Given instruction:
Rename "tab-separator" to "tab-divider" everywhere in the records and reproduce them with nothing else changed. Leave the pictures out.

Recorded data:
-=-=-=-=-

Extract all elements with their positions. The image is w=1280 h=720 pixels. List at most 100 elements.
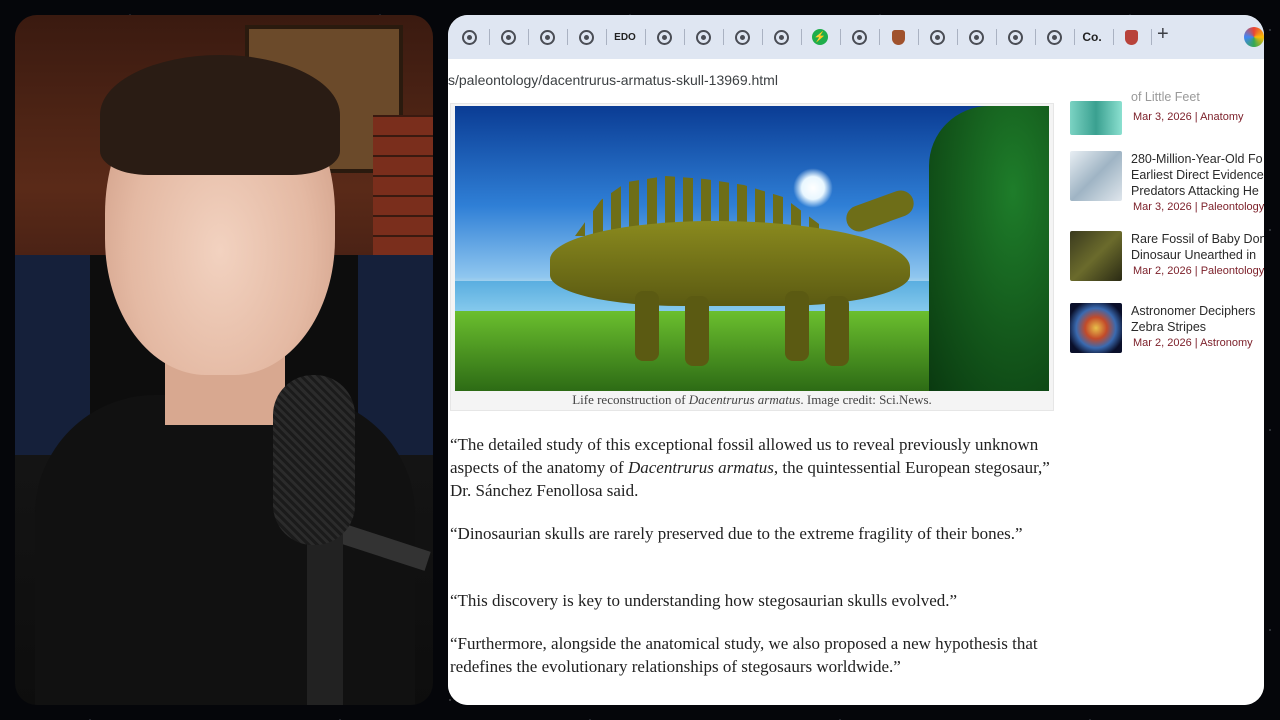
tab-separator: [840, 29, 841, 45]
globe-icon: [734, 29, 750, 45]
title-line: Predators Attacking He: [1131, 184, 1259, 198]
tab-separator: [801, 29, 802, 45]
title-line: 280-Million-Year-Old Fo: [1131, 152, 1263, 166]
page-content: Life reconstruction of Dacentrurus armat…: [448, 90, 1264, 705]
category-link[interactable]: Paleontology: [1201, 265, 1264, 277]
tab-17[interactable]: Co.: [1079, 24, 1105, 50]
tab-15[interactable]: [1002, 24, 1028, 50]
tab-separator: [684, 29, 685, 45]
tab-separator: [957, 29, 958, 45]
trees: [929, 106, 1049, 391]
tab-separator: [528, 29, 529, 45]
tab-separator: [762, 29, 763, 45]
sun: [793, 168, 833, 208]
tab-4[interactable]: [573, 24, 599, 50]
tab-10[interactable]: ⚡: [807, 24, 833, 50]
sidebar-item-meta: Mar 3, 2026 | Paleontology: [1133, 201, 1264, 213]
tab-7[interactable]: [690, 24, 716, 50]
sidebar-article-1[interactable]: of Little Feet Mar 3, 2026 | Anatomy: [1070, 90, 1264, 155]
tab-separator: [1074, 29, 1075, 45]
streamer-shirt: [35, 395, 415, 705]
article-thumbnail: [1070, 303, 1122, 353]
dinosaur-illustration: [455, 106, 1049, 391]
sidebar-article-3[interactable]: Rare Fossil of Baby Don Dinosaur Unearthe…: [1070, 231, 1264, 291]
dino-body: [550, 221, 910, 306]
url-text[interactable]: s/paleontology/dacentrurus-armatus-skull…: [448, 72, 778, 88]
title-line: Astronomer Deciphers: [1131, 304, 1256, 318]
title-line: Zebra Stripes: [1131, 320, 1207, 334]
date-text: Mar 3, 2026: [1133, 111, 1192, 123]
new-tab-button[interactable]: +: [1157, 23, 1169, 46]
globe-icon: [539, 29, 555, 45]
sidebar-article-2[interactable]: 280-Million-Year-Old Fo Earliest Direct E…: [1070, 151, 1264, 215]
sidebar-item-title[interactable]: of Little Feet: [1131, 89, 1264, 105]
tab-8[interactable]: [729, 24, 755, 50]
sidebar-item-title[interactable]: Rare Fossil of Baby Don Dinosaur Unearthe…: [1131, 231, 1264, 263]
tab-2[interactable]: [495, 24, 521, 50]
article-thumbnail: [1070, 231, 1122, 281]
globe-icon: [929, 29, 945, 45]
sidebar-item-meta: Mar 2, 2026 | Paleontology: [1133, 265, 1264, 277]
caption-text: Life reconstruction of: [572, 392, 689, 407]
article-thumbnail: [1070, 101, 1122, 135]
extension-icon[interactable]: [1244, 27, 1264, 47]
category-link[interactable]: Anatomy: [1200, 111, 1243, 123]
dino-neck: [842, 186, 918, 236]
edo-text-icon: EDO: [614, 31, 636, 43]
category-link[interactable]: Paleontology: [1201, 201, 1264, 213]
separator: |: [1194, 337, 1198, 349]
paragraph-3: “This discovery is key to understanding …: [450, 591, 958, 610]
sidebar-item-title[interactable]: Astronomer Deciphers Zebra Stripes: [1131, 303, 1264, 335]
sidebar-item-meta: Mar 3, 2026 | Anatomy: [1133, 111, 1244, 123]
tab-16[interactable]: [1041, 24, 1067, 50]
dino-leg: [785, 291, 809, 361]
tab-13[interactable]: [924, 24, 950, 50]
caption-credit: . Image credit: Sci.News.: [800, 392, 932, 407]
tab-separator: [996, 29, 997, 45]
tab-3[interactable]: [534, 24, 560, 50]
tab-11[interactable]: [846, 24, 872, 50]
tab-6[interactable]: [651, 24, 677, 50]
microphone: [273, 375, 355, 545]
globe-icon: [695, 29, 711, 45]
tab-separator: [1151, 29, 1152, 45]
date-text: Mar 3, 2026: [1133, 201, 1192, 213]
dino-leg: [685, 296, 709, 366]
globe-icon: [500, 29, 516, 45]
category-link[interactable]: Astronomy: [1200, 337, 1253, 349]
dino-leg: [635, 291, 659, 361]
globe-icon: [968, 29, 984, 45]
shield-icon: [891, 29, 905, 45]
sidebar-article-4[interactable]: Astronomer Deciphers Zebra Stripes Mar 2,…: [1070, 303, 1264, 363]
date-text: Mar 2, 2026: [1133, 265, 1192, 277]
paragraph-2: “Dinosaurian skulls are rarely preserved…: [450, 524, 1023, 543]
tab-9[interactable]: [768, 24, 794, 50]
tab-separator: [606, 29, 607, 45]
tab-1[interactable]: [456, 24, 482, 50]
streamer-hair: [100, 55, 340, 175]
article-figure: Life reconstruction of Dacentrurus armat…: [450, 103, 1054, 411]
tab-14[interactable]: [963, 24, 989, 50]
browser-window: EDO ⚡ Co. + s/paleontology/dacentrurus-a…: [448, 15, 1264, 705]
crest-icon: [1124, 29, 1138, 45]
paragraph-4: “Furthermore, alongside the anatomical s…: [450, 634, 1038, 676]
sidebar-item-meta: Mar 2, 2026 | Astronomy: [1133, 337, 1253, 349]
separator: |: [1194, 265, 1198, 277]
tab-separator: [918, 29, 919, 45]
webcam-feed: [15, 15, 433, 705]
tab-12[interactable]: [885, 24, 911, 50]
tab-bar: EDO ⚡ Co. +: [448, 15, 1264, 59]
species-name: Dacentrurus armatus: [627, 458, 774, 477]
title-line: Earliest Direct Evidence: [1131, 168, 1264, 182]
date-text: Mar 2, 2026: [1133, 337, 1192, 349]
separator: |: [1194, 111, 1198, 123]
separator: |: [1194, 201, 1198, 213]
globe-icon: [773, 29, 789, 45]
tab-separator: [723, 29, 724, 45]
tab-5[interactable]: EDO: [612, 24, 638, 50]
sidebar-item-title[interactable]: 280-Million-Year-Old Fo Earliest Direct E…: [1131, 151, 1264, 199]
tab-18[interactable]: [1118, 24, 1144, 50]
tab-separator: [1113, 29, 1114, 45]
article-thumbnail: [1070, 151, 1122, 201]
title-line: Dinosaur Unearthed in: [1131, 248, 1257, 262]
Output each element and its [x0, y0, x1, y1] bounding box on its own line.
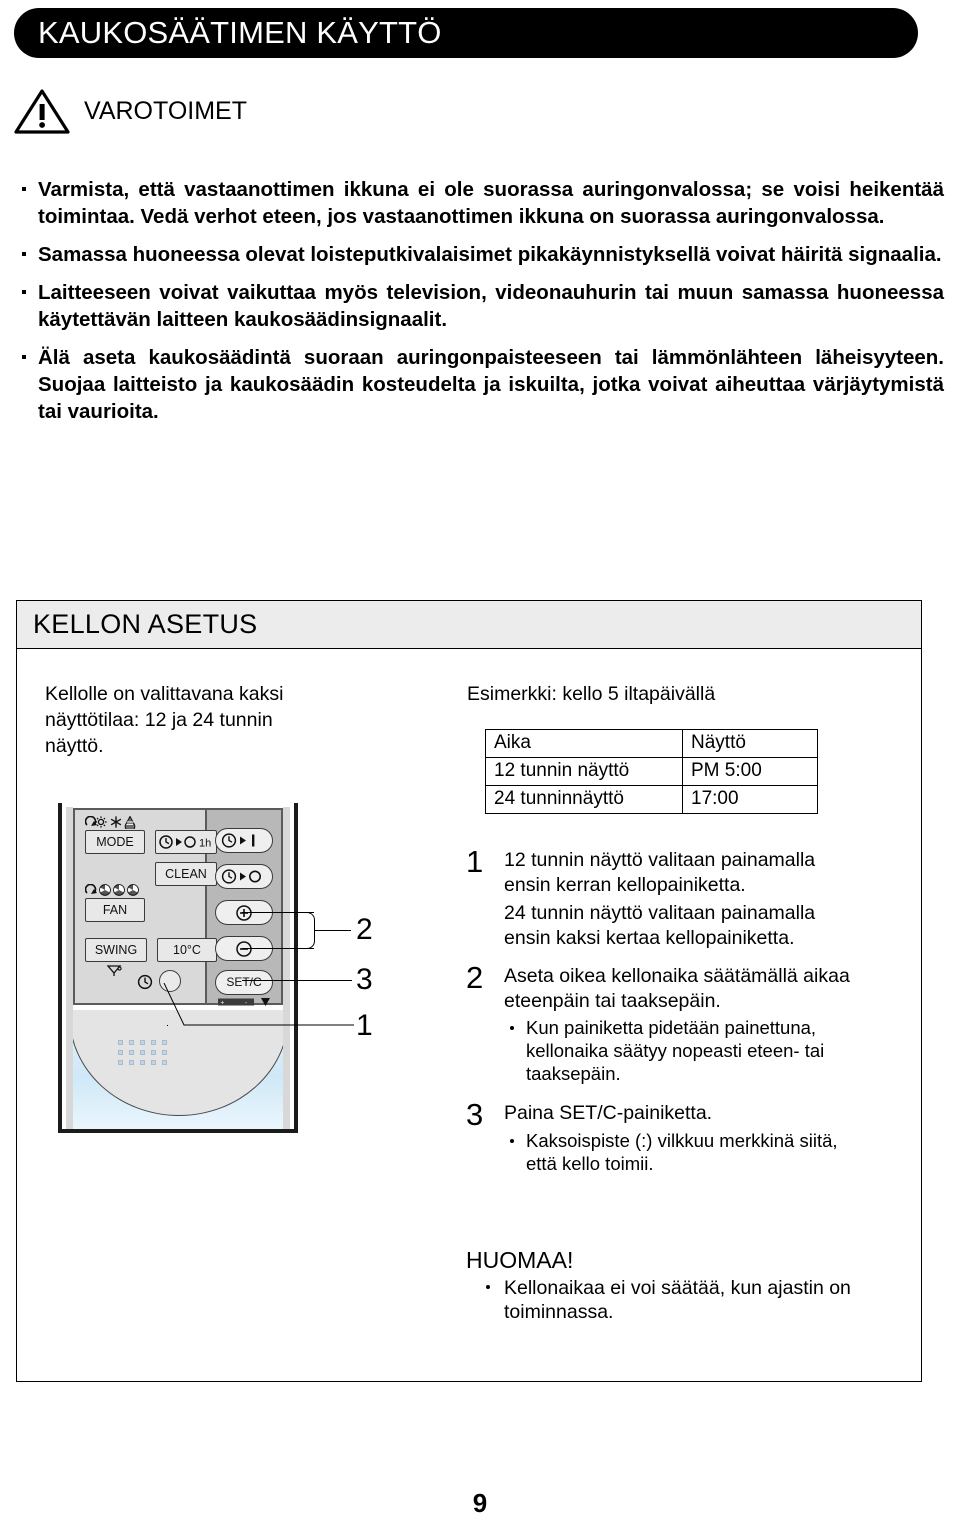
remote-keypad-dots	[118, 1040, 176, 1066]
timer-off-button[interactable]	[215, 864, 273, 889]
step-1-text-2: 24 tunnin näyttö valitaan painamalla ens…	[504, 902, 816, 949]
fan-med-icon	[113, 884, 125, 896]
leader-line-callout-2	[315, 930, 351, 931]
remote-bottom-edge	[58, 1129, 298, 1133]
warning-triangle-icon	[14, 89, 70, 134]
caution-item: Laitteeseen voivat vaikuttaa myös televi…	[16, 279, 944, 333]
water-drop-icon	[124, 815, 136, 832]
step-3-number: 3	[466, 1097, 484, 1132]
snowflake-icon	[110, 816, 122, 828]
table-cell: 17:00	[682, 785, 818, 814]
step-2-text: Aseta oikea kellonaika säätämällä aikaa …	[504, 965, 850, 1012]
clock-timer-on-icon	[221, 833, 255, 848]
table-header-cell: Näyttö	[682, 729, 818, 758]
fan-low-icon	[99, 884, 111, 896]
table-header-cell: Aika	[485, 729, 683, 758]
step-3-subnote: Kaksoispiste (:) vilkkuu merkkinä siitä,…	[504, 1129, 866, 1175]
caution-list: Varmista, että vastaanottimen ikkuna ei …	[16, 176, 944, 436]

-=-=-=-=-

Written response:
Extract all elements with their positions. The image is w=1280 h=720 pixels. List at most 100 elements.
tab-divider: [840, 29, 841, 45]
globe-icon: [734, 29, 750, 45]
title-line: Predators Attacking He: [1131, 184, 1259, 198]
tab-divider: [801, 29, 802, 45]
title-line: 280-Million-Year-Old Fo: [1131, 152, 1263, 166]
page-content: Life reconstruction of Dacentrurus armat…: [448, 90, 1264, 705]
category-link[interactable]: Paleontology: [1201, 265, 1264, 277]
tab-17[interactable]: Co.: [1079, 24, 1105, 50]
tab-15[interactable]: [1002, 24, 1028, 50]
tab-divider: [684, 29, 685, 45]
tab-divider: [957, 29, 958, 45]
trees: [929, 106, 1049, 391]
tab-divider: [528, 29, 529, 45]
tab-divider: [762, 29, 763, 45]
sun: [793, 168, 833, 208]
tab-4[interactable]: [573, 24, 599, 50]
tab-10[interactable]: ⚡: [807, 24, 833, 50]
sidebar-item-meta: Mar 3, 2026 | Paleontology: [1133, 201, 1264, 213]
tab-7[interactable]: [690, 24, 716, 50]
sidebar-article-1[interactable]: of Little Feet Mar 3, 2026 | Anatomy: [1070, 90, 1264, 155]
tab-divider: [1074, 29, 1075, 45]
streamer-shirt: [35, 395, 415, 705]
article-thumbnail: [1070, 303, 1122, 353]
dinosaur-illustration: [455, 106, 1049, 391]
sidebar-article-3[interactable]: Rare Fossil of Baby Don Dinosaur Unearthe…: [1070, 231, 1264, 291]
dino-body: [550, 221, 910, 306]
url-text[interactable]: s/paleontology/dacentrurus-armatus-skull…: [448, 72, 778, 88]
title-line: Astronomer Deciphers: [1131, 304, 1256, 318]
title-line: Zebra Stripes: [1131, 320, 1207, 334]
date-text: Mar 3, 2026: [1133, 111, 1192, 123]
new-tab-button[interactable]: +: [1157, 23, 1169, 46]
globe-icon: [539, 29, 555, 45]
sidebar-article-2[interactable]: 280-Million-Year-Old Fo Earliest Direct E…: [1070, 151, 1264, 215]
sidebar-item-title[interactable]: of Little Feet: [1131, 89, 1264, 105]
tab-8[interactable]: [729, 24, 755, 50]
sidebar-item-title[interactable]: Rare Fossil of Baby Don Dinosaur Unearthe…: [1131, 231, 1264, 263]
tab-2[interactable]: [495, 24, 521, 50]
article-thumbnail: [1070, 231, 1122, 281]
globe-icon: [929, 29, 945, 45]
sidebar-item-meta: Mar 2, 2026 | Paleontology: [1133, 265, 1264, 277]
caption-text: Life reconstruction of: [572, 392, 689, 407]
article-thumbnail: [1070, 101, 1122, 135]
extension-icon[interactable]: [1244, 27, 1264, 47]
category-link[interactable]: Anatomy: [1200, 111, 1243, 123]
dino-neck: [842, 186, 918, 236]
edo-text-icon: EDO: [614, 31, 636, 43]
category-link[interactable]: Paleontology: [1201, 201, 1264, 213]
separator: |: [1194, 337, 1198, 349]
paragraph-3: “This discovery is key to understanding …: [450, 591, 958, 610]
sidebar-item-title[interactable]: Astronomer Deciphers Zebra Stripes: [1131, 303, 1264, 335]
sidebar-item-meta: Mar 3, 2026 | Anatomy: [1133, 111, 1244, 123]
tab-16[interactable]: [1041, 24, 1067, 50]
dino-leg: [785, 291, 809, 361]
tab-13[interactable]: [924, 24, 950, 50]
caption-credit: . Image credit: Sci.News.: [800, 392, 932, 407]
tab-divider: [996, 29, 997, 45]
tab-3[interactable]: [534, 24, 560, 50]
tab-11[interactable]: [846, 24, 872, 50]
tab-6[interactable]: [651, 24, 677, 50]
microphone: [273, 375, 355, 545]
globe-icon: [695, 29, 711, 45]
tab-divider: [1151, 29, 1152, 45]
date-text: Mar 3, 2026: [1133, 201, 1192, 213]
dino-leg: [685, 296, 709, 366]
globe-icon: [500, 29, 516, 45]
category-link[interactable]: Astronomy: [1200, 337, 1253, 349]
dino-leg: [635, 291, 659, 361]
globe-icon: [968, 29, 984, 45]
shield-icon: [891, 29, 905, 45]
sidebar-article-4[interactable]: Astronomer Deciphers Zebra Stripes Mar 2,…: [1070, 303, 1264, 363]
date-text: Mar 2, 2026: [1133, 265, 1192, 277]
paragraph-2: “Dinosaurian skulls are rarely preserved…: [450, 524, 1023, 543]
tab-9[interactable]: [768, 24, 794, 50]
tab-divider: [606, 29, 607, 45]
tab-1[interactable]: [456, 24, 482, 50]
streamer-hair: [100, 55, 340, 175]
article-figure: Life reconstruction of Dacentrurus armat…: [450, 103, 1054, 411]
tab-14[interactable]: [963, 24, 989, 50]
browser-window: EDO ⚡ Co. + s/paleontology/dacentrurus-a…: [448, 15, 1264, 705]
crest-icon: [1124, 29, 1138, 45]
paragraph-4: “Furthermore, alongside the anatomical s…: [450, 634, 1038, 676]
sidebar-item-meta: Mar 2, 2026 | Astronomy: [1133, 337, 1253, 349]
separator: |: [1194, 265, 1198, 277]
tab-divider: [918, 29, 919, 45]
webcam-feed: [15, 15, 433, 705]
tab-12[interactable]: [885, 24, 911, 50]
tab-bar: EDO ⚡ Co. +: [448, 15, 1264, 59]
species-name: Dacentrurus armatus: [627, 458, 774, 477]
title-line: Earliest Direct Evidence: [1131, 168, 1264, 182]
date-text: Mar 2, 2026: [1133, 337, 1192, 349]
separator: |: [1194, 111, 1198, 123]
separator: |: [1194, 201, 1198, 213]
globe-icon: [773, 29, 789, 45]
tab-divider: [723, 29, 724, 45]
tab-5[interactable]: EDO: [612, 24, 638, 50]
sidebar-item-title[interactable]: 280-Million-Year-Old Fo Earliest Direct E…: [1131, 151, 1264, 199]
tab-18[interactable]: [1118, 24, 1144, 50]
tab-divider: [1113, 29, 1114, 45]
article-thumbnail: [1070, 151, 1122, 201]
title-line: Dinosaur Unearthed in: [1131, 248, 1257, 262]
Output each element and its [x0, y0, x1, y1] bounding box on its own line.
remote-keypad-dots	[118, 1040, 176, 1066]
timer-off-button[interactable]	[215, 864, 273, 889]
step-1-text-2: 24 tunnin näyttö valitaan painamalla ens…	[504, 902, 816, 949]
fan-med-icon	[113, 884, 125, 896]
leader-line-callout-2	[315, 930, 351, 931]
remote-bottom-edge	[58, 1129, 298, 1133]
warning-triangle-icon	[14, 89, 70, 134]
caution-item: Laitteeseen voivat vaikuttaa myös televi…	[16, 279, 944, 333]
water-drop-icon	[124, 815, 136, 832]
step-3-number: 3	[466, 1097, 484, 1132]
snowflake-icon	[110, 816, 122, 828]
table-cell: 17:00	[682, 785, 818, 814]
step-2-text: Aseta oikea kellonaika säätämällä aikaa …	[504, 965, 850, 1012]
clock-timer-on-icon	[221, 833, 255, 848]
table-header-cell: Näyttö	[682, 729, 818, 758]
fan-low-icon	[99, 884, 111, 896]
table-header-cell: Aika	[485, 729, 683, 758]
step-3-subnote: Kaksoispiste (:) vilkkuu merkkinä siitä,…	[504, 1129, 866, 1175]
caution-list: Varmista, että vastaanottimen ikkuna ei …	[16, 176, 944, 436]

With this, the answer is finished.